### Job:
Go through the entries below and copy each line containing the word "text".

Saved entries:

[start]

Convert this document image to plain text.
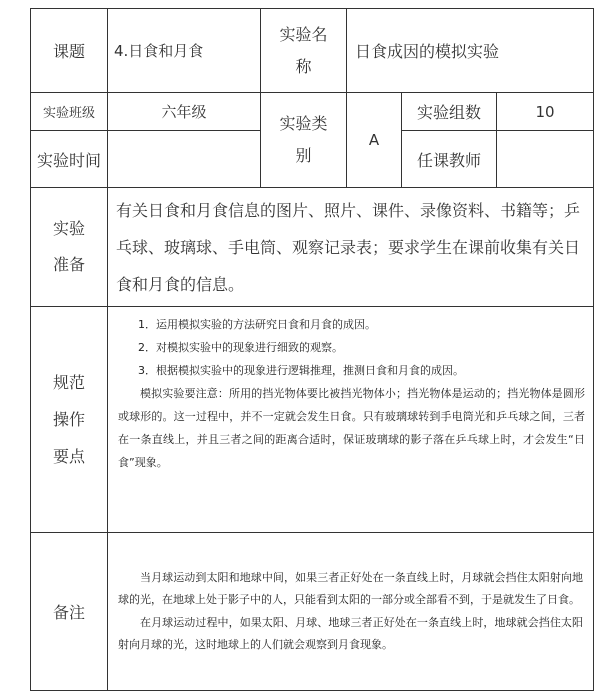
课题	4.日食和月食	实验名称	日食成因的模拟实验		
实验班级	六年级	实验类别	A	实验组数	10
实验时间				任课教师	
实验准备	有关日食和月食信息的图片、照片、课件、录像资料、书籍等；乒乓球、玻璃球、手电筒、观察记录表；要求学生在课前收集有关日食和月食的信息。				
规范操作要点	1．运用模拟实验的方法研究日食和月食的成因。
2．对模拟实验中的现象进行细致的观察。
3．根据模拟实验中的现象进行逻辑推理，推测日食和月食的成因。
模拟实验要注意：所用的挡光物体要比被挡光物体小；挡光物体是运动的；挡光物体是圆形或球形的。这一过程中，并不一定就会发生日食。只有玻璃球转到手电筒光和乒乓球之间，三者在一条直线上，并且三者之间的距离合适时，保证玻璃球的影子落在乒乓球上时，才会发生“日食”现象。				

备注	当月球运动到太阳和地球中间，如果三者正好处在一条直线上时，月球就会挡住太阳射向地球的光，在地球上处于影子中的人，只能看到太阳的一部分或全部看不到，于是就发生了日食。
在月球运动过程中，如果太阳、月球、地球三者正好处在一条直线上时，地球就会挡住太阳射向月球的光，这时地球上的人们就会观察到月食现象。				
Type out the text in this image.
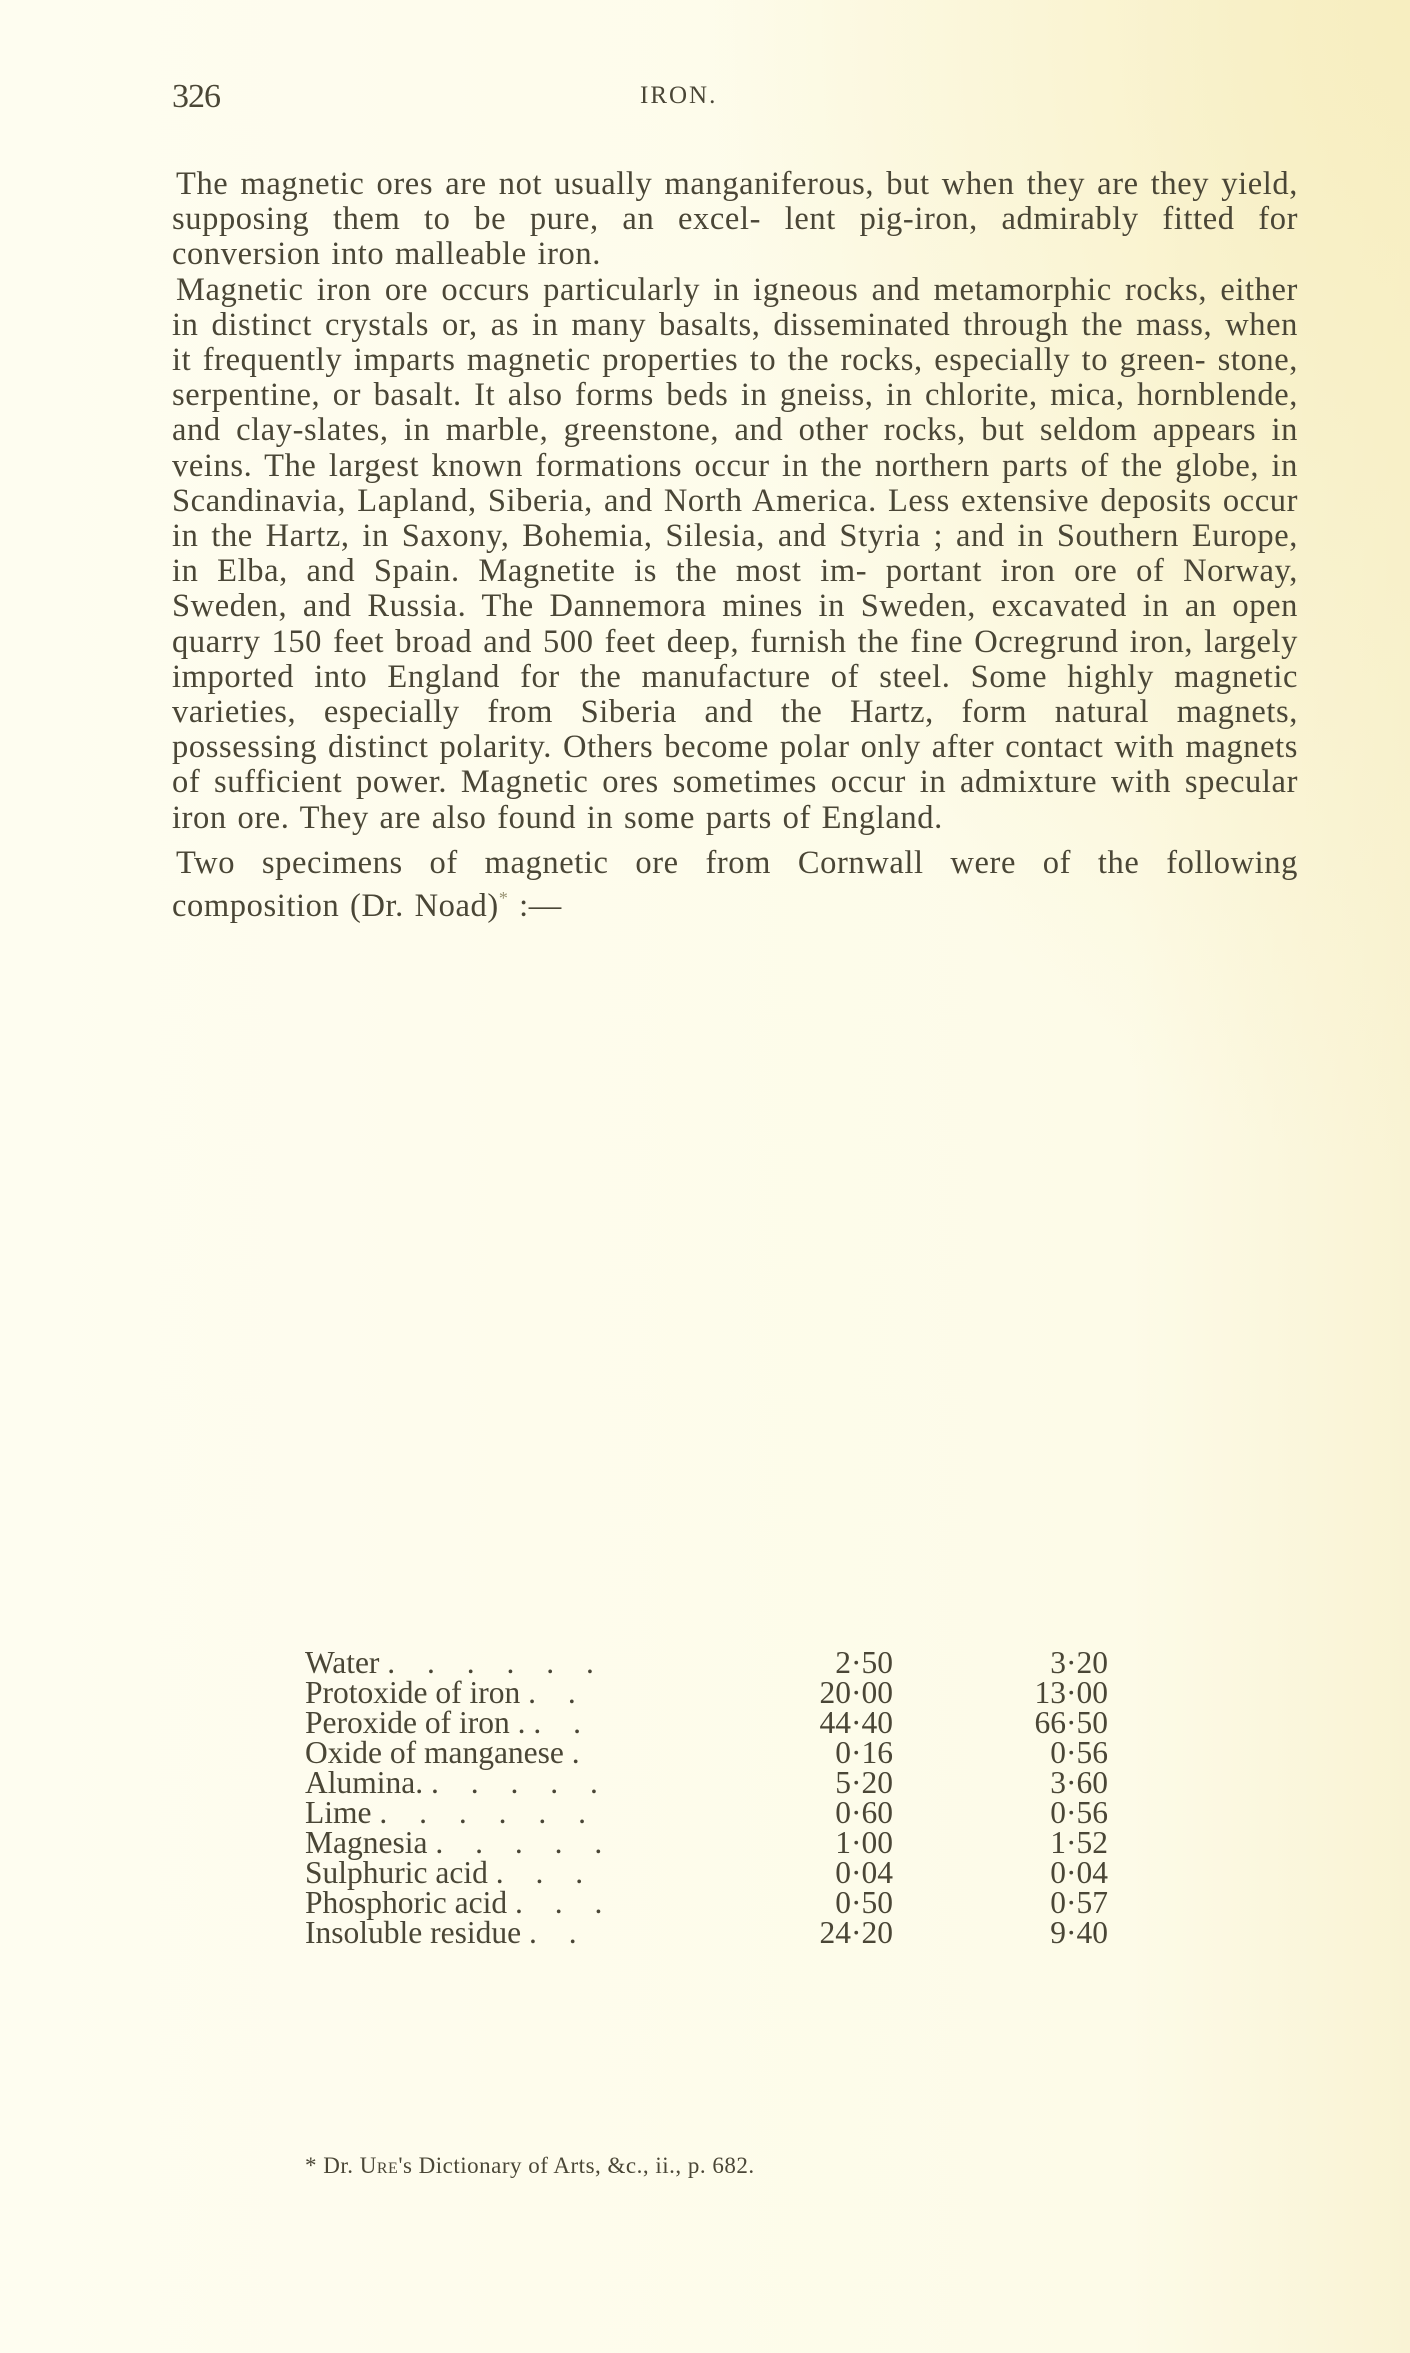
326	IRON.

The magnetic ores are not usually manganiferous, but when they are they yield, supposing them to be pure, an excel- lent pig-iron, admirably fitted for conversion into malleable iron.

Magnetic iron ore occurs particularly in igneous and metamorphic rocks, either in distinct crystals or, as in many basalts, disseminated through the mass, when it frequently imparts magnetic properties to the rocks, especially to green- stone, serpentine, or basalt. It also forms beds in gneiss, in chlorite, mica, hornblende, and clay-slates, in marble, greenstone, and other rocks, but seldom appears in veins. The largest known formations occur in the northern parts of the globe, in Scandinavia, Lapland, Siberia, and North America. Less extensive deposits occur in the Hartz, in Saxony, Bohemia, Silesia, and Styria ; and in Southern Europe, in Elba, and Spain. Magnetite is the most im- portant iron ore of Norway, Sweden, and Russia. The Dannemora mines in Sweden, excavated in an open quarry 150 feet broad and 500 feet deep, furnish the fine Ocregrund iron, largely imported into England for the manufacture of steel. Some highly magnetic varieties, especially from Siberia and the Hartz, form natural magnets, possessing distinct polarity. Others become polar only after contact with magnets of sufficient power. Magnetic ores sometimes occur in admixture with specular iron ore. They are also found in some parts of England.

Two specimens of magnetic ore from Cornwall were of the following composition (Dr. Noad)* :—

Water . . . . . .	2·50	3·20
Protoxide of iron . .	20·00	13·00
Peroxide of iron . . .	44·40	66·50
Oxide of manganese .	0·16	0·56
Alumina. . . . . .	5·20	3·60
Lime . . . . . .	0·60	0·56
Magnesia . . . . .	1·00	1·52
Sulphuric acid . . .	0·04	0·04
Phosphoric acid . . .	0·50	0·57
Insoluble residue . .	24·20	9·40
* Dr. Ure's Dictionary of Arts, &c., ii., p. 682.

[end]

### Result:
Convert this document image to plain text.
Type out the text in this image.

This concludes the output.